> [Activity]: Please repeat every record below exactly as written, but leave out the pictures.

> [Data records]:
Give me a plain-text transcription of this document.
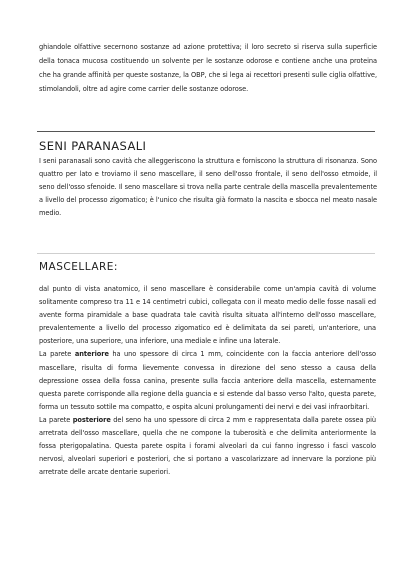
ghiandole olfattive secernono sostanze ad azione protettiva; il loro secreto si riserva sulla superficie della tonaca mucosa costituendo un solvente per le sostanze odorose e contiene anche una proteina che ha grande affinità per queste sostanze, la OBP, che si lega ai recettori presenti sulle ciglia olfattive, stimolandoli, oltre ad agire come carrier delle sostanze odorose.

SENI PARANASALI

I seni paranasali sono cavità che alleggeriscono la struttura e forniscono la struttura di risonanza. Sono quattro per lato e troviamo il seno mascellare, il seno dell'osso frontale, il seno dell'osso etmoide, il seno dell'osso sfenoide. Il seno mascellare si trova nella parte centrale della mascella prevalentemente a livello del processo zigomatico; è l'unico che risulta già formato la nascita e sbocca nel meato nasale medio.

MASCELLARE:

dal punto di vista anatomico, il seno mascellare è considerabile come un'ampia cavità di volume solitamente compreso tra 11 e 14 centimetri cubici, collegata con il meato medio delle fosse nasali ed avente forma piramidale a base quadrata tale cavità risulta situata all'interno dell'osso mascellare, prevalentemente a livello del processo zigomatico ed è delimitata da sei pareti, un'anteriore, una posteriore, una superiore, una inferiore, una mediale e infine una laterale.

La parete anteriore ha uno spessore di circa 1 mm, coincidente con la faccia anteriore dell'osso mascellare, risulta di forma lievemente convessa in direzione del seno stesso a causa della depressione ossea della fossa canina, presente sulla faccia anteriore della mascella, esternamente questa parete corrisponde alla regione della guancia e si estende dal basso verso l'alto, questa parete, forma un tessuto sottile ma compatto, e ospita alcuni prolungamenti dei nervi e dei vasi infraorbitari.

La parete posteriore del seno ha uno spessore di circa 2 mm e rappresentata dalla parete ossea più arretrata dell'osso mascellare, quella che ne compone la tuberosità e che delimita anteriormente la fossa pterigopalatina. Questa parete ospita i forami alveolari da cui fanno ingresso i fasci vascolo nervosi, alveolari superiori e posteriori, che si portano a vascolarizzare ad innervare la porzione più arretrate delle arcate dentarie superiori.
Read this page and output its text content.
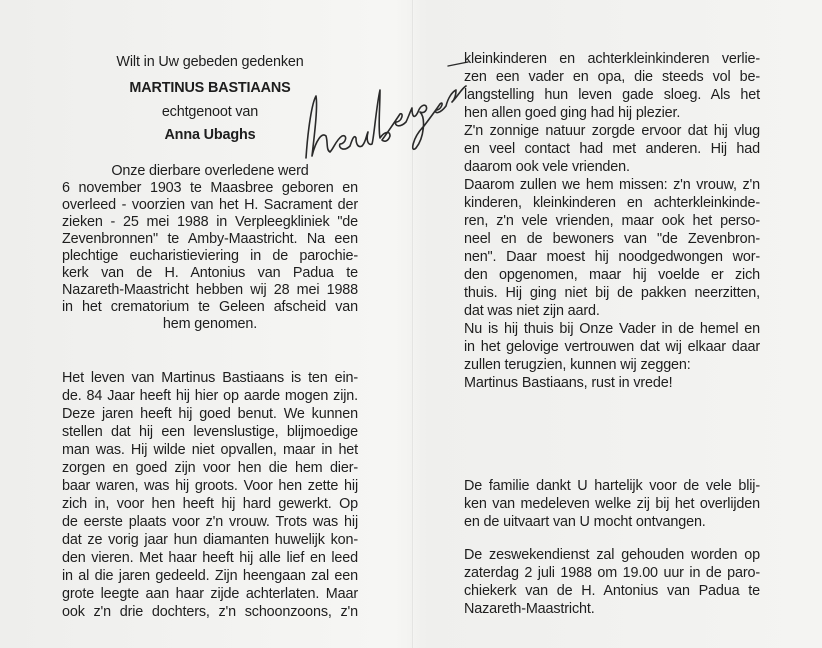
Wilt in Uw gebeden gedenken
MARTINUS BASTIAANS
echtgenoot van
Anna Ubaghs
Onze dierbare overledene werd
6 november 1903 te Maasbree geboren en
overleed - voorzien van het H. Sacrament der
zieken - 25 mei 1988 in Verpleegkliniek "de
Zevenbronnen" te Amby-Maastricht. Na een
plechtige eucharistieviering in de parochie-
kerk van de H. Antonius van Padua te
Nazareth-Maastricht hebben wij 28 mei 1988
in het crematorium te Geleen afscheid van
hem genomen.
Het leven van Martinus Bastiaans is ten ein-
de. 84 Jaar heeft hij hier op aarde mogen zijn.
Deze jaren heeft hij goed benut. We kunnen
stellen dat hij een levenslustige, blijmoedige
man was. Hij wilde niet opvallen, maar in het
zorgen en goed zijn voor hen die hem dier-
baar waren, was hij groots. Voor hen zette hij
zich in, voor hen heeft hij hard gewerkt. Op
de eerste plaats voor z'n vrouw. Trots was hij
dat ze vorig jaar hun diamanten huwelijk kon-
den vieren. Met haar heeft hij alle lief en leed
in al die jaren gedeeld. Zijn heengaan zal een
grote leegte aan haar zijde achterlaten. Maar
ook z'n drie dochters, z'n schoonzoons, z'n
kleinkinderen en achterkleinkinderen verlie-
zen een vader en opa, die steeds vol be-
langstelling hun leven gade sloeg. Als het
hen allen goed ging had hij plezier.
Z'n zonnige natuur zorgde ervoor dat hij vlug
en veel contact had met anderen. Hij had
daarom ook vele vrienden.
Daarom zullen we hem missen: z'n vrouw, z'n
kinderen, kleinkinderen en achterkleinkinde-
ren, z'n vele vrienden, maar ook het perso-
neel en de bewoners van "de Zevenbron-
nen". Daar moest hij noodgedwongen wor-
den opgenomen, maar hij voelde er zich
thuis. Hij ging niet bij de pakken neerzitten,
dat was niet zijn aard.
Nu is hij thuis bij Onze Vader in de hemel en
in het gelovige vertrouwen dat wij elkaar daar
zullen terugzien, kunnen wij zeggen:
Martinus Bastiaans, rust in vrede!
De familie dankt U hartelijk voor de vele blij-
ken van medeleven welke zij bij het overlijden
en de uitvaart van U mocht ontvangen.
De zeswekendienst zal gehouden worden op
zaterdag 2 juli 1988 om 19.00 uur in de paro-
chiekerk van de H. Antonius van Padua te
Nazareth-Maastricht.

> [Reply]:
Give me a plain-text transcription of this document.
ghiandole olfattive secernono sostanze ad azione protettiva; il loro secreto si riserva sulla superficie della tonaca mucosa costituendo un solvente per le sostanze odorose e contiene anche una proteina che ha grande affinità per queste sostanze, la OBP, che si lega ai recettori presenti sulle ciglia olfattive, stimolandoli, oltre ad agire come carrier delle sostanze odorose.

SENI PARANASALI

I seni paranasali sono cavità che alleggeriscono la struttura e forniscono la struttura di risonanza. Sono quattro per lato e troviamo il seno mascellare, il seno dell'osso frontale, il seno dell'osso etmoide, il seno dell'osso sfenoide. Il seno mascellare si trova nella parte centrale della mascella prevalentemente a livello del processo zigomatico; è l'unico che risulta già formato la nascita e sbocca nel meato nasale medio.

MASCELLARE:

dal punto di vista anatomico, il seno mascellare è considerabile come un'ampia cavità di volume solitamente compreso tra 11 e 14 centimetri cubici, collegata con il meato medio delle fosse nasali ed avente forma piramidale a base quadrata tale cavità risulta situata all'interno dell'osso mascellare, prevalentemente a livello del processo zigomatico ed è delimitata da sei pareti, un'anteriore, una posteriore, una superiore, una inferiore, una mediale e infine una laterale.

La parete anteriore ha uno spessore di circa 1 mm, coincidente con la faccia anteriore dell'osso mascellare, risulta di forma lievemente convessa in direzione del seno stesso a causa della depressione ossea della fossa canina, presente sulla faccia anteriore della mascella, esternamente questa parete corrisponde alla regione della guancia e si estende dal basso verso l'alto, questa parete, forma un tessuto sottile ma compatto, e ospita alcuni prolungamenti dei nervi e dei vasi infraorbitari.

La parete posteriore del seno ha uno spessore di circa 2 mm e rappresentata dalla parete ossea più arretrata dell'osso mascellare, quella che ne compone la tuberosità e che delimita anteriormente la fossa pterigopalatina. Questa parete ospita i forami alveolari da cui fanno ingresso i fasci vascolo nervosi, alveolari superiori e posteriori, che si portano a vascolarizzare ad innervare la porzione più arretrate delle arcate dentarie superiori.
Read this page and output its text content.
Wilt in Uw gebeden gedenken
MARTINUS BASTIAANS
echtgenoot van
Anna Ubaghs
Onze dierbare overledene werd
6 november 1903 te Maasbree geboren en
overleed - voorzien van het H. Sacrament der
zieken - 25 mei 1988 in Verpleegkliniek "de
Zevenbronnen" te Amby-Maastricht. Na een
plechtige eucharistieviering in de parochie-
kerk van de H. Antonius van Padua te
Nazareth-Maastricht hebben wij 28 mei 1988
in het crematorium te Geleen afscheid van
hem genomen.
Het leven van Martinus Bastiaans is ten ein-
de. 84 Jaar heeft hij hier op aarde mogen zijn.
Deze jaren heeft hij goed benut. We kunnen
stellen dat hij een levenslustige, blijmoedige
man was. Hij wilde niet opvallen, maar in het
zorgen en goed zijn voor hen die hem dier-
baar waren, was hij groots. Voor hen zette hij
zich in, voor hen heeft hij hard gewerkt. Op
de eerste plaats voor z'n vrouw. Trots was hij
dat ze vorig jaar hun diamanten huwelijk kon-
den vieren. Met haar heeft hij alle lief en leed
in al die jaren gedeeld. Zijn heengaan zal een
grote leegte aan haar zijde achterlaten. Maar
ook z'n drie dochters, z'n schoonzoons, z'n
kleinkinderen en achterkleinkinderen verlie-
zen een vader en opa, die steeds vol be-
langstelling hun leven gade sloeg. Als het
hen allen goed ging had hij plezier.
Z'n zonnige natuur zorgde ervoor dat hij vlug
en veel contact had met anderen. Hij had
daarom ook vele vrienden.
Daarom zullen we hem missen: z'n vrouw, z'n
kinderen, kleinkinderen en achterkleinkinde-
ren, z'n vele vrienden, maar ook het perso-
neel en de bewoners van "de Zevenbron-
nen". Daar moest hij noodgedwongen wor-
den opgenomen, maar hij voelde er zich
thuis. Hij ging niet bij de pakken neerzitten,
dat was niet zijn aard.
Nu is hij thuis bij Onze Vader in de hemel en
in het gelovige vertrouwen dat wij elkaar daar
zullen terugzien, kunnen wij zeggen:
Martinus Bastiaans, rust in vrede!
De familie dankt U hartelijk voor de vele blij-
ken van medeleven welke zij bij het overlijden
en de uitvaart van U mocht ontvangen.
De zeswekendienst zal gehouden worden op
zaterdag 2 juli 1988 om 19.00 uur in de paro-
chiekerk van de H. Antonius van Padua te
Nazareth-Maastricht.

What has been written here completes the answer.